## [THE REQUEST]
Work through the following lines and count those that hold the word "subjects". Reply with that number only.

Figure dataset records
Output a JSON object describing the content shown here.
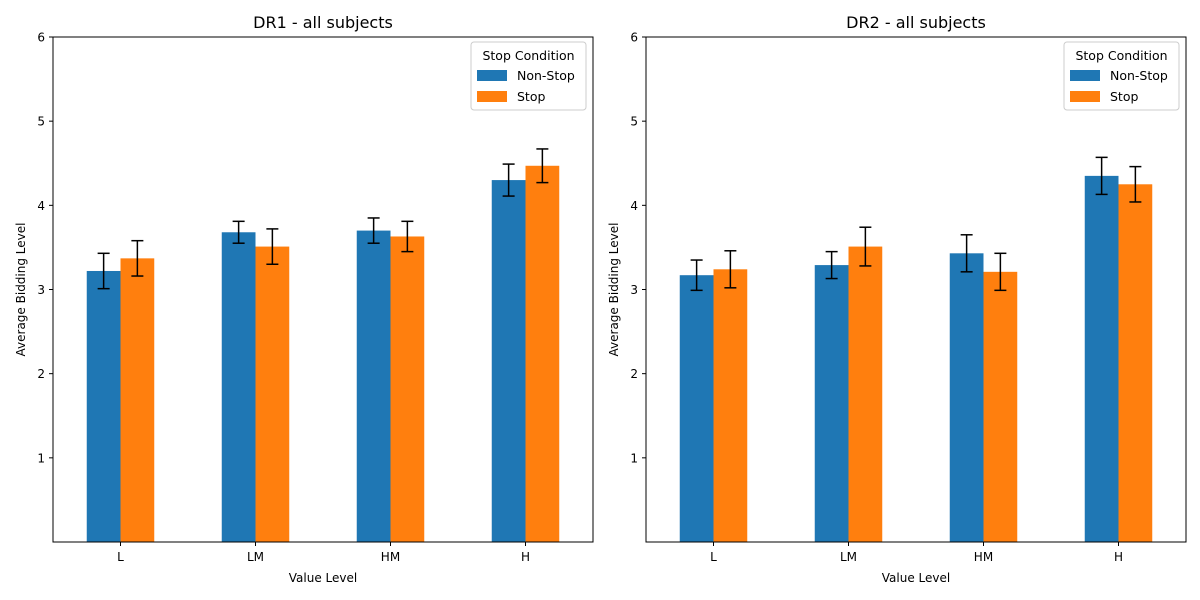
{
  "legend_title": "Stop Condition",
  "series_colors": [
    "#1f77b4",
    "#ff7f0e"
  ],
  "chart_data": [
    {
      "type": "bar",
      "title": "DR1 - all subjects",
      "xlabel": "Value Level",
      "ylabel": "Average Bidding Level",
      "categories": [
        "L",
        "LM",
        "HM",
        "H"
      ],
      "ylim": [
        0,
        6
      ],
      "yticks": [
        "1",
        "2",
        "3",
        "4",
        "5",
        "6"
      ],
      "legend_position": "top-right",
      "series": [
        {
          "name": "Non-Stop",
          "values": [
            3.22,
            3.68,
            3.7,
            4.3
          ],
          "errors": [
            0.21,
            0.13,
            0.15,
            0.19
          ]
        },
        {
          "name": "Stop",
          "values": [
            3.37,
            3.51,
            3.63,
            4.47
          ],
          "errors": [
            0.21,
            0.21,
            0.18,
            0.2
          ]
        }
      ]
    },
    {
      "type": "bar",
      "title": "DR2 - all subjects",
      "xlabel": "Value Level",
      "ylabel": "Average Bidding Level",
      "categories": [
        "L",
        "LM",
        "HM",
        "H"
      ],
      "ylim": [
        0,
        6
      ],
      "yticks": [
        "1",
        "2",
        "3",
        "4",
        "5",
        "6"
      ],
      "legend_position": "top-right",
      "series": [
        {
          "name": "Non-Stop",
          "values": [
            3.17,
            3.29,
            3.43,
            4.35
          ],
          "errors": [
            0.18,
            0.16,
            0.22,
            0.22
          ]
        },
        {
          "name": "Stop",
          "values": [
            3.24,
            3.51,
            3.21,
            4.25
          ],
          "errors": [
            0.22,
            0.23,
            0.22,
            0.21
          ]
        }
      ]
    }
  ]
}
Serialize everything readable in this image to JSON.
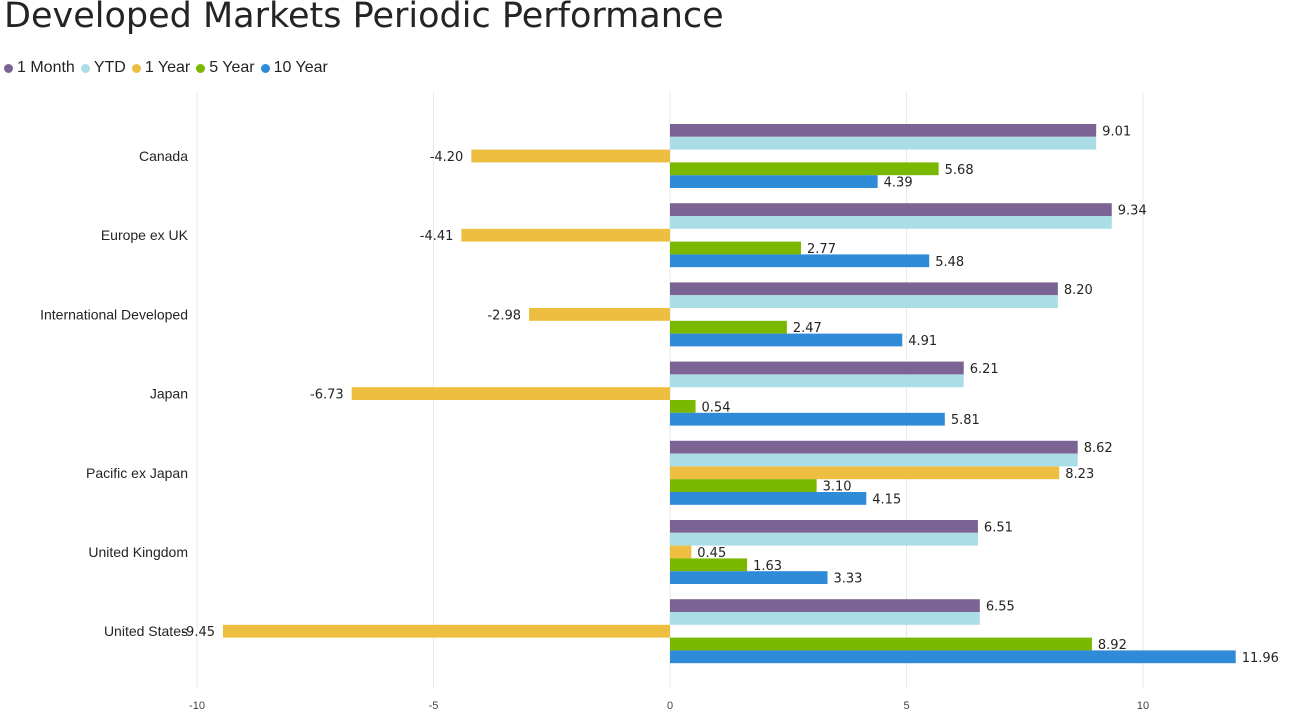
{
  "title": "Developed Markets Periodic Performance",
  "colors": {
    "background": "#ffffff",
    "grid": "#e9e9e9",
    "text": "#252423"
  },
  "chart_data": {
    "type": "bar",
    "orientation": "horizontal",
    "title": "Developed Markets Periodic Performance",
    "xlabel": "",
    "ylabel": "",
    "xlim": [
      -10,
      12.5
    ],
    "x_ticks": [
      -10,
      -5,
      0,
      5,
      10
    ],
    "x_tick_labels": [
      "-10",
      "-5",
      "0",
      "5",
      "10"
    ],
    "grid": "vertical",
    "legend_position": "top-left",
    "categories": [
      "Canada",
      "Europe ex UK",
      "International Developed",
      "Japan",
      "Pacific ex Japan",
      "United Kingdom",
      "United States"
    ],
    "series": [
      {
        "name": "1 Month",
        "color": "#7b6494",
        "values": [
          9.01,
          9.34,
          8.2,
          6.21,
          8.62,
          6.51,
          6.55
        ],
        "labels": [
          "9.01",
          "9.34",
          "8.20",
          "6.21",
          "8.62",
          "6.51",
          "6.55"
        ]
      },
      {
        "name": "YTD",
        "color": "#aadde5",
        "values": [
          9.01,
          9.34,
          8.2,
          6.21,
          8.62,
          6.51,
          6.55
        ],
        "labels": [
          "",
          "",
          "",
          "",
          "",
          "",
          ""
        ]
      },
      {
        "name": "1 Year",
        "color": "#eebe40",
        "values": [
          -4.2,
          -4.41,
          -2.98,
          -6.73,
          8.23,
          0.45,
          -9.45
        ],
        "labels": [
          "-4.20",
          "-4.41",
          "-2.98",
          "-6.73",
          "8.23",
          "0.45",
          "-9.45"
        ]
      },
      {
        "name": "5 Year",
        "color": "#7ab800",
        "values": [
          5.68,
          2.77,
          2.47,
          0.54,
          3.1,
          1.63,
          8.92
        ],
        "labels": [
          "5.68",
          "2.77",
          "2.47",
          "0.54",
          "3.10",
          "1.63",
          "8.92"
        ]
      },
      {
        "name": "10 Year",
        "color": "#2f8ad8",
        "values": [
          4.39,
          5.48,
          4.91,
          5.81,
          4.15,
          3.33,
          11.96
        ],
        "labels": [
          "4.39",
          "5.48",
          "4.91",
          "5.81",
          "4.15",
          "3.33",
          "11.96"
        ]
      }
    ]
  }
}
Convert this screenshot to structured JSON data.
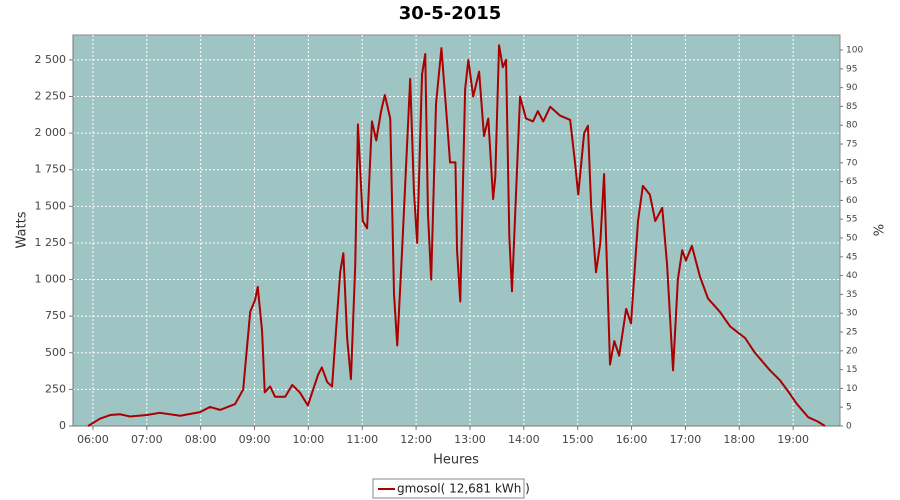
{
  "chart_data": {
    "type": "line",
    "title": "30-5-2015",
    "x_label": "Heures",
    "y_label": "Watts",
    "y2_label": "%",
    "x": [
      5.91,
      6.13,
      6.32,
      6.5,
      6.69,
      7.0,
      7.24,
      7.62,
      7.99,
      8.17,
      8.36,
      8.64,
      8.79,
      8.92,
      9.01,
      9.06,
      9.14,
      9.19,
      9.29,
      9.38,
      9.57,
      9.7,
      9.84,
      9.99,
      10.18,
      10.25,
      10.35,
      10.44,
      10.59,
      10.65,
      10.72,
      10.79,
      10.87,
      10.92,
      11.01,
      11.09,
      11.18,
      11.26,
      11.35,
      11.42,
      11.52,
      11.59,
      11.65,
      11.74,
      11.89,
      11.96,
      12.02,
      12.11,
      12.17,
      12.22,
      12.28,
      12.37,
      12.47,
      12.56,
      12.63,
      12.73,
      12.76,
      12.82,
      12.91,
      12.97,
      13.06,
      13.17,
      13.26,
      13.34,
      13.43,
      13.47,
      13.54,
      13.61,
      13.67,
      13.73,
      13.78,
      13.93,
      14.04,
      14.17,
      14.26,
      14.36,
      14.49,
      14.67,
      14.86,
      14.95,
      15.01,
      15.12,
      15.19,
      15.25,
      15.34,
      15.42,
      15.49,
      15.6,
      15.68,
      15.77,
      15.9,
      15.99,
      16.12,
      16.21,
      16.34,
      16.44,
      16.57,
      16.66,
      16.77,
      16.86,
      16.94,
      17.01,
      17.12,
      17.27,
      17.42,
      17.64,
      17.83,
      18.11,
      18.29,
      18.57,
      18.76,
      18.94,
      19.07,
      19.28,
      19.46,
      19.59
    ],
    "series": [
      {
        "name": "gmosol( 12,681 kWh )",
        "color": "#aa0000",
        "values": [
          0,
          50,
          75,
          80,
          65,
          75,
          90,
          70,
          95,
          130,
          110,
          150,
          250,
          780,
          860,
          950,
          650,
          230,
          270,
          200,
          200,
          280,
          230,
          140,
          350,
          400,
          300,
          270,
          1050,
          1180,
          600,
          320,
          1100,
          2060,
          1400,
          1350,
          2080,
          1950,
          2150,
          2260,
          2100,
          900,
          550,
          1200,
          2370,
          1600,
          1250,
          2400,
          2540,
          1450,
          1000,
          2200,
          2580,
          2150,
          1800,
          1800,
          1200,
          850,
          2300,
          2500,
          2250,
          2420,
          1980,
          2100,
          1550,
          1700,
          2600,
          2450,
          2500,
          1300,
          920,
          2250,
          2100,
          2080,
          2150,
          2080,
          2180,
          2120,
          2090,
          1800,
          1580,
          2000,
          2050,
          1500,
          1050,
          1250,
          1720,
          420,
          580,
          480,
          800,
          700,
          1400,
          1640,
          1580,
          1400,
          1490,
          1100,
          380,
          1000,
          1200,
          1130,
          1230,
          1020,
          870,
          780,
          680,
          600,
          500,
          380,
          310,
          220,
          150,
          60,
          30,
          0
        ]
      }
    ],
    "xlim": [
      5.63,
      19.87
    ],
    "xticks": [
      {
        "value": 6,
        "label": "06:00"
      },
      {
        "value": 7,
        "label": "07:00"
      },
      {
        "value": 8,
        "label": "08:00"
      },
      {
        "value": 9,
        "label": "09:00"
      },
      {
        "value": 10,
        "label": "10:00"
      },
      {
        "value": 11,
        "label": "11:00"
      },
      {
        "value": 12,
        "label": "12:00"
      },
      {
        "value": 13,
        "label": "13:00"
      },
      {
        "value": 14,
        "label": "14:00"
      },
      {
        "value": 15,
        "label": "15:00"
      },
      {
        "value": 16,
        "label": "16:00"
      },
      {
        "value": 17,
        "label": "17:00"
      },
      {
        "value": 18,
        "label": "18:00"
      },
      {
        "value": 19,
        "label": "19:00"
      }
    ],
    "ylim": [
      0,
      2670
    ],
    "yticks": [
      0,
      250,
      500,
      750,
      {
        "value": 1000,
        "label": "1 000"
      },
      {
        "value": 1250,
        "label": "1 250"
      },
      {
        "value": 1500,
        "label": "1 500"
      },
      {
        "value": 1750,
        "label": "1 750"
      },
      {
        "value": 2000,
        "label": "2 000"
      },
      {
        "value": 2250,
        "label": "2 250"
      },
      {
        "value": 2500,
        "label": "2 500"
      }
    ],
    "y2lim": [
      0,
      104
    ],
    "y2ticks": [
      0,
      5,
      10,
      15,
      20,
      25,
      30,
      35,
      40,
      45,
      50,
      55,
      60,
      65,
      70,
      75,
      80,
      85,
      90,
      95,
      100
    ],
    "grid": true,
    "plot_background": "#9fc4c4",
    "legend": "bottom"
  }
}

## [THE ANSWER]
2